Write out all the lines again, precisely as they stand, but without the images.

[Figure data in JSON]

• • • • • • •

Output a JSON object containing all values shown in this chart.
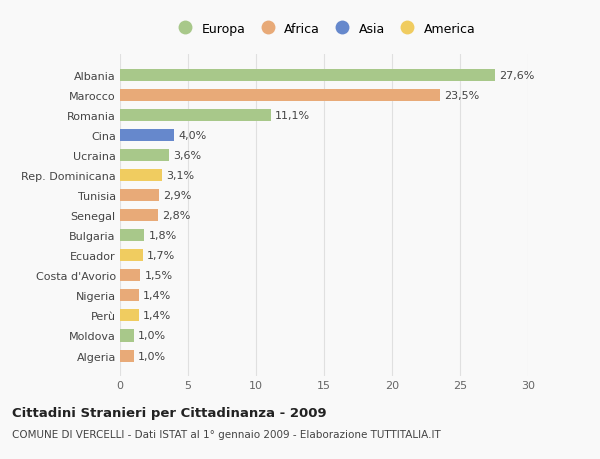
{
  "categories": [
    "Albania",
    "Marocco",
    "Romania",
    "Cina",
    "Ucraina",
    "Rep. Dominicana",
    "Tunisia",
    "Senegal",
    "Bulgaria",
    "Ecuador",
    "Costa d'Avorio",
    "Nigeria",
    "Perù",
    "Moldova",
    "Algeria"
  ],
  "values": [
    27.6,
    23.5,
    11.1,
    4.0,
    3.6,
    3.1,
    2.9,
    2.8,
    1.8,
    1.7,
    1.5,
    1.4,
    1.4,
    1.0,
    1.0
  ],
  "labels": [
    "27,6%",
    "23,5%",
    "11,1%",
    "4,0%",
    "3,6%",
    "3,1%",
    "2,9%",
    "2,8%",
    "1,8%",
    "1,7%",
    "1,5%",
    "1,4%",
    "1,4%",
    "1,0%",
    "1,0%"
  ],
  "continents": [
    "Europa",
    "Africa",
    "Europa",
    "Asia",
    "Europa",
    "America",
    "Africa",
    "Africa",
    "Europa",
    "America",
    "Africa",
    "Africa",
    "America",
    "Europa",
    "Africa"
  ],
  "continent_colors": {
    "Europa": "#a8c88a",
    "Africa": "#e8aa78",
    "Asia": "#6688cc",
    "America": "#f0cc60"
  },
  "legend_order": [
    "Europa",
    "Africa",
    "Asia",
    "America"
  ],
  "title_bold": "Cittadini Stranieri per Cittadinanza - 2009",
  "subtitle": "COMUNE DI VERCELLI - Dati ISTAT al 1° gennaio 2009 - Elaborazione TUTTITALIA.IT",
  "xlim": [
    0,
    30
  ],
  "xticks": [
    0,
    5,
    10,
    15,
    20,
    25,
    30
  ],
  "background_color": "#f9f9f9",
  "bar_height": 0.6,
  "label_fontsize": 8,
  "tick_fontsize": 8,
  "grid_color": "#e0e0e0"
}
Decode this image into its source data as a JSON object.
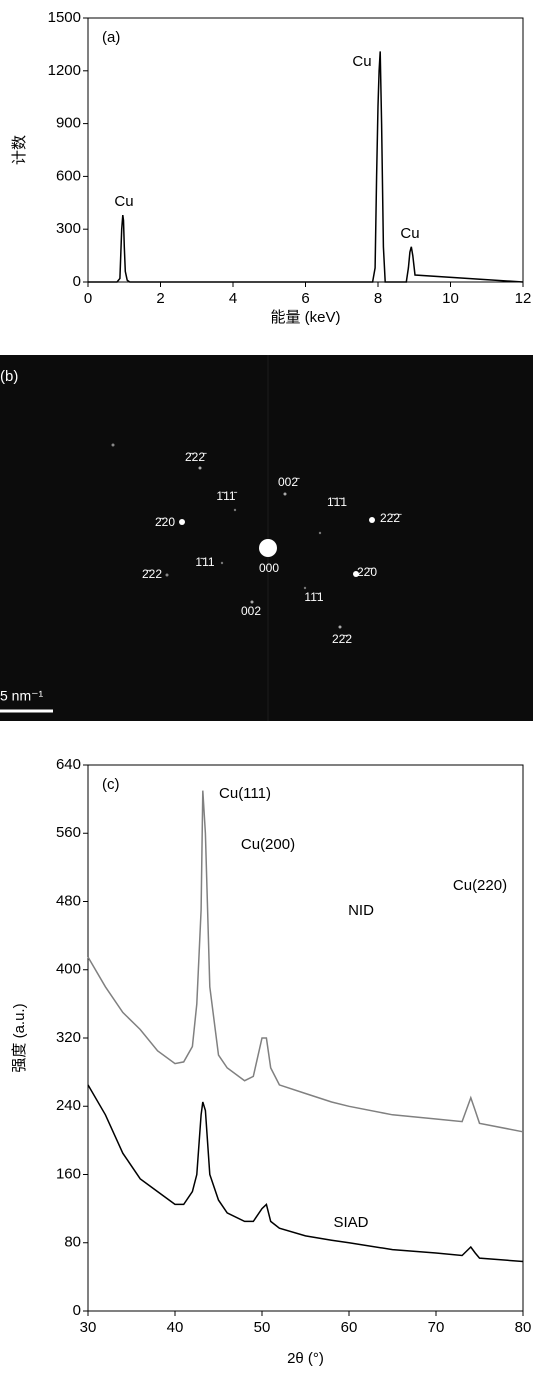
{
  "chart_data": [
    {
      "type": "line",
      "panel_label": "(a)",
      "xlabel": "能量 (keV)",
      "ylabel": "计数",
      "x": [
        0,
        0.8,
        0.88,
        0.93,
        0.96,
        0.98,
        1.0,
        1.03,
        1.08,
        1.15,
        7.85,
        7.92,
        7.96,
        8.0,
        8.03,
        8.06,
        8.1,
        8.15,
        8.2,
        8.78,
        8.84,
        8.88,
        8.92,
        8.96,
        9.02,
        12
      ],
      "values": [
        0,
        0,
        20,
        300,
        380,
        350,
        200,
        60,
        10,
        0,
        0,
        80,
        600,
        1000,
        1200,
        1310,
        900,
        200,
        0,
        0,
        80,
        170,
        200,
        150,
        40,
        0
      ],
      "color": "#000000",
      "annotations": [
        "Cu",
        "Cu",
        "Cu"
      ],
      "xlim": [
        0,
        12
      ],
      "xticks": [
        0,
        2,
        4,
        6,
        8,
        10,
        12
      ],
      "ylim": [
        0,
        1500
      ],
      "yticks": [
        0,
        300,
        600,
        900,
        1200,
        1500
      ]
    },
    {
      "type": "line",
      "panel_label": "(c)",
      "xlabel": "2θ (°)",
      "ylabel": "强度 (a.u.)",
      "x": [
        30,
        32,
        34,
        36,
        38,
        40,
        41,
        42,
        42.5,
        43,
        43.2,
        43.5,
        44,
        45,
        46,
        48,
        49,
        50,
        50.5,
        51,
        52,
        55,
        58,
        60,
        65,
        70,
        73,
        74,
        74.5,
        75,
        80
      ],
      "series": [
        {
          "name": "NID",
          "color": "#808080",
          "values": [
            415,
            380,
            350,
            330,
            305,
            290,
            292,
            310,
            360,
            470,
            610,
            560,
            380,
            300,
            285,
            270,
            275,
            320,
            320,
            285,
            265,
            255,
            245,
            240,
            230,
            225,
            222,
            250,
            235,
            220,
            210
          ]
        },
        {
          "name": "SIAD",
          "color": "#000000",
          "values": [
            265,
            230,
            185,
            155,
            140,
            125,
            125,
            140,
            160,
            230,
            245,
            235,
            160,
            130,
            115,
            105,
            105,
            120,
            125,
            105,
            97,
            88,
            83,
            80,
            72,
            68,
            65,
            75,
            68,
            62,
            58
          ]
        }
      ],
      "annotations": [
        "Cu(111)",
        "Cu(200)",
        "Cu(220)"
      ],
      "xlim": [
        30,
        80
      ],
      "xticks": [
        30,
        40,
        50,
        60,
        70,
        80
      ],
      "ylim": [
        0,
        640
      ],
      "yticks": [
        0,
        80,
        160,
        240,
        320,
        400,
        480,
        560,
        640
      ]
    }
  ],
  "image": {
    "panel_label": "(b)",
    "spot_labels": [
      "2̄22̄",
      "1̄11̄",
      "002̄",
      "2̄20",
      "1̄1̄1",
      "22̄2̄",
      "1̄11",
      "000",
      "22̄0",
      "2̄22",
      "11̄1",
      "002",
      "22̄2"
    ],
    "scale_bar": "5 nm⁻¹"
  }
}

• • • • • • •

- RESPONSE TO THE EXERCISE -
Output a JSON object containing all values shown in this chart.
{
  "categories": [
    "Albania",
    "Marocco",
    "Romania",
    "Cina",
    "Ucraina",
    "Rep. Dominicana",
    "Tunisia",
    "Senegal",
    "Bulgaria",
    "Ecuador",
    "Costa d'Avorio",
    "Nigeria",
    "Perù",
    "Moldova",
    "Algeria"
  ],
  "values": [
    27.6,
    23.5,
    11.1,
    4.0,
    3.6,
    3.1,
    2.9,
    2.8,
    1.8,
    1.7,
    1.5,
    1.4,
    1.4,
    1.0,
    1.0
  ],
  "labels": [
    "27,6%",
    "23,5%",
    "11,1%",
    "4,0%",
    "3,6%",
    "3,1%",
    "2,9%",
    "2,8%",
    "1,8%",
    "1,7%",
    "1,5%",
    "1,4%",
    "1,4%",
    "1,0%",
    "1,0%"
  ],
  "continents": [
    "Europa",
    "Africa",
    "Europa",
    "Asia",
    "Europa",
    "America",
    "Africa",
    "Africa",
    "Europa",
    "America",
    "Africa",
    "Africa",
    "America",
    "Europa",
    "Africa"
  ],
  "continent_colors": {
    "Europa": "#a8c88a",
    "Africa": "#e8aa78",
    "Asia": "#6688cc",
    "America": "#f0cc60"
  },
  "legend_order": [
    "Europa",
    "Africa",
    "Asia",
    "America"
  ],
  "title_bold": "Cittadini Stranieri per Cittadinanza - 2009",
  "subtitle": "COMUNE DI VERCELLI - Dati ISTAT al 1° gennaio 2009 - Elaborazione TUTTITALIA.IT",
  "xlim": [
    0,
    30
  ],
  "xticks": [
    0,
    5,
    10,
    15,
    20,
    25,
    30
  ],
  "background_color": "#f9f9f9",
  "bar_height": 0.6,
  "label_fontsize": 8,
  "tick_fontsize": 8,
  "grid_color": "#e0e0e0"
}
Decode this image into its source data as a JSON object.
{
  "chart_data": [
    {
      "type": "line",
      "panel_label": "(a)",
      "xlabel": "能量 (keV)",
      "ylabel": "计数",
      "x": [
        0,
        0.8,
        0.88,
        0.93,
        0.96,
        0.98,
        1.0,
        1.03,
        1.08,
        1.15,
        7.85,
        7.92,
        7.96,
        8.0,
        8.03,
        8.06,
        8.1,
        8.15,
        8.2,
        8.78,
        8.84,
        8.88,
        8.92,
        8.96,
        9.02,
        12
      ],
      "values": [
        0,
        0,
        20,
        300,
        380,
        350,
        200,
        60,
        10,
        0,
        0,
        80,
        600,
        1000,
        1200,
        1310,
        900,
        200,
        0,
        0,
        80,
        170,
        200,
        150,
        40,
        0
      ],
      "color": "#000000",
      "annotations": [
        "Cu",
        "Cu",
        "Cu"
      ],
      "xlim": [
        0,
        12
      ],
      "xticks": [
        0,
        2,
        4,
        6,
        8,
        10,
        12
      ],
      "ylim": [
        0,
        1500
      ],
      "yticks": [
        0,
        300,
        600,
        900,
        1200,
        1500
      ]
    },
    {
      "type": "line",
      "panel_label": "(c)",
      "xlabel": "2θ (°)",
      "ylabel": "强度 (a.u.)",
      "x": [
        30,
        32,
        34,
        36,
        38,
        40,
        41,
        42,
        42.5,
        43,
        43.2,
        43.5,
        44,
        45,
        46,
        48,
        49,
        50,
        50.5,
        51,
        52,
        55,
        58,
        60,
        65,
        70,
        73,
        74,
        74.5,
        75,
        80
      ],
      "series": [
        {
          "name": "NID",
          "color": "#808080",
          "values": [
            415,
            380,
            350,
            330,
            305,
            290,
            292,
            310,
            360,
            470,
            610,
            560,
            380,
            300,
            285,
            270,
            275,
            320,
            320,
            285,
            265,
            255,
            245,
            240,
            230,
            225,
            222,
            250,
            235,
            220,
            210
          ]
        },
        {
          "name": "SIAD",
          "color": "#000000",
          "values": [
            265,
            230,
            185,
            155,
            140,
            125,
            125,
            140,
            160,
            230,
            245,
            235,
            160,
            130,
            115,
            105,
            105,
            120,
            125,
            105,
            97,
            88,
            83,
            80,
            72,
            68,
            65,
            75,
            68,
            62,
            58
          ]
        }
      ],
      "annotations": [
        "Cu(111)",
        "Cu(200)",
        "Cu(220)"
      ],
      "xlim": [
        30,
        80
      ],
      "xticks": [
        30,
        40,
        50,
        60,
        70,
        80
      ],
      "ylim": [
        0,
        640
      ],
      "yticks": [
        0,
        80,
        160,
        240,
        320,
        400,
        480,
        560,
        640
      ]
    }
  ],
  "image": {
    "panel_label": "(b)",
    "spot_labels": [
      "2̄22̄",
      "1̄11̄",
      "002̄",
      "2̄20",
      "1̄1̄1",
      "22̄2̄",
      "1̄11",
      "000",
      "22̄0",
      "2̄22",
      "11̄1",
      "002",
      "22̄2"
    ],
    "scale_bar": "5 nm⁻¹"
  }
}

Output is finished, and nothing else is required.